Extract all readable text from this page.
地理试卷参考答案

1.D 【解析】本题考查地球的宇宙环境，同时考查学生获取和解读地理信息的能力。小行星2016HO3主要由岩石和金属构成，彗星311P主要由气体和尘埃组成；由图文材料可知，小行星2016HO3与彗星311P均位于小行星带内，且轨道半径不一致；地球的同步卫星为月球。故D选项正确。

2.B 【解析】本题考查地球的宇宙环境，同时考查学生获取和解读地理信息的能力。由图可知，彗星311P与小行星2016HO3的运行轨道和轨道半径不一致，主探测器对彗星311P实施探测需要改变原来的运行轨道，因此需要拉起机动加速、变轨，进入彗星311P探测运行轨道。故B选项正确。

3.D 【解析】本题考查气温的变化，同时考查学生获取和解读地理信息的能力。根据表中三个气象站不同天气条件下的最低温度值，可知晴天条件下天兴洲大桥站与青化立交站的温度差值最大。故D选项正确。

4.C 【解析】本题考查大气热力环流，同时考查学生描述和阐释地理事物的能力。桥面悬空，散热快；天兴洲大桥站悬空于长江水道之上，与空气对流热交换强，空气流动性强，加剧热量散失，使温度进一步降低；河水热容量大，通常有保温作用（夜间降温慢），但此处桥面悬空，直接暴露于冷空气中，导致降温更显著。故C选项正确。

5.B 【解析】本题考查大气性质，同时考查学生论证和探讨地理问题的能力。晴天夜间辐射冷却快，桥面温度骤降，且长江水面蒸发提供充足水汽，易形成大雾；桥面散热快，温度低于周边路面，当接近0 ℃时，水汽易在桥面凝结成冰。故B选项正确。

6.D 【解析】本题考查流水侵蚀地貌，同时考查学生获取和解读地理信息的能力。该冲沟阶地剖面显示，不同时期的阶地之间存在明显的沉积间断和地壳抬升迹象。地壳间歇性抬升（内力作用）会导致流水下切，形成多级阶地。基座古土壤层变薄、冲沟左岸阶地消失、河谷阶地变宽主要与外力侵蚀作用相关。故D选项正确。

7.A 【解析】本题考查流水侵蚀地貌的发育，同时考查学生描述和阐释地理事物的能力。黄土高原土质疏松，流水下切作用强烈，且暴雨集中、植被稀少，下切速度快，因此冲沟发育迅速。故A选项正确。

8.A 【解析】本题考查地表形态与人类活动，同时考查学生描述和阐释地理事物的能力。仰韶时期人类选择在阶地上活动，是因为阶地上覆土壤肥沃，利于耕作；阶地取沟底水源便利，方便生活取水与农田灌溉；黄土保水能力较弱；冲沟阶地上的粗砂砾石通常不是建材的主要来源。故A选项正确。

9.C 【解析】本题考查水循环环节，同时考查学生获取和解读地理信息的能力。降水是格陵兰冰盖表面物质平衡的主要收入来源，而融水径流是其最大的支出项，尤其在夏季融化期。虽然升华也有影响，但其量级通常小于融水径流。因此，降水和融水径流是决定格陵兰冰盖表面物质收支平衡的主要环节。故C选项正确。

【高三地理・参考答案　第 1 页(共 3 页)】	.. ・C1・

GIVEN PROBLEM -> All of the material above needs to be retyped word for word.

OUTPUT FOR THIS TASK ->
Extract all readable text from this page.
地理试卷参考答案

1.D 【解析】本题考查地球的宇宙环境，同时考查学生获取和解读地理信息的能力。小行星2016HO3主要由岩石和金属构成，彗星311P主要由气体和尘埃组成；由图文材料可知，小行星2016HO3与彗星311P均位于小行星带内，且轨道半径不一致；地球的同步卫星为月球。故D选项正确。

2.B 【解析】本题考查地球的宇宙环境，同时考查学生获取和解读地理信息的能力。由图可知，彗星311P与小行星2016HO3的运行轨道和轨道半径不一致，主探测器对彗星311P实施探测需要改变原来的运行轨道，因此需要拉起机动加速、变轨，进入彗星311P探测运行轨道。故B选项正确。

3.D 【解析】本题考查气温的变化，同时考查学生获取和解读地理信息的能力。根据表中三个气象站不同天气条件下的最低温度值，可知晴天条件下天兴洲大桥站与青化立交站的温度差值最大。故D选项正确。

4.C 【解析】本题考查大气热力环流，同时考查学生描述和阐释地理事物的能力。桥面悬空，散热快；天兴洲大桥站悬空于长江水道之上，与空气对流热交换强，空气流动性强，加剧热量散失，使温度进一步降低；河水热容量大，通常有保温作用（夜间降温慢），但此处桥面悬空，直接暴露于冷空气中，导致降温更显著。故C选项正确。

5.B 【解析】本题考查大气性质，同时考查学生论证和探讨地理问题的能力。晴天夜间辐射冷却快，桥面温度骤降，且长江水面蒸发提供充足水汽，易形成大雾；桥面散热快，温度低于周边路面，当接近0 ℃时，水汽易在桥面凝结成冰。故B选项正确。

6.D 【解析】本题考查流水侵蚀地貌，同时考查学生获取和解读地理信息的能力。该冲沟阶地剖面显示，不同时期的阶地之间存在明显的沉积间断和地壳抬升迹象。地壳间歇性抬升（内力作用）会导致流水下切，形成多级阶地。基座古土壤层变薄、冲沟左岸阶地消失、河谷阶地变宽主要与外力侵蚀作用相关。故D选项正确。

7.A 【解析】本题考查流水侵蚀地貌的发育，同时考查学生描述和阐释地理事物的能力。黄土高原土质疏松，流水下切作用强烈，且暴雨集中、植被稀少，下切速度快，因此冲沟发育迅速。故A选项正确。

8.A 【解析】本题考查地表形态与人类活动，同时考查学生描述和阐释地理事物的能力。仰韶时期人类选择在阶地上活动，是因为阶地上覆土壤肥沃，利于耕作；阶地取沟底水源便利，方便生活取水与农田灌溉；黄土保水能力较弱；冲沟阶地上的粗砂砾石通常不是建材的主要来源。故A选项正确。

9.C 【解析】本题考查水循环环节，同时考查学生获取和解读地理信息的能力。降水是格陵兰冰盖表面物质平衡的主要收入来源，而融水径流是其最大的支出项，尤其在夏季融化期。虽然升华也有影响，但其量级通常小于融水径流。因此，降水和融水径流是决定格陵兰冰盖表面物质收支平衡的主要环节。故C选项正确。

【高三地理・参考答案　第 1 页(共 3 页)】	.. ・C1・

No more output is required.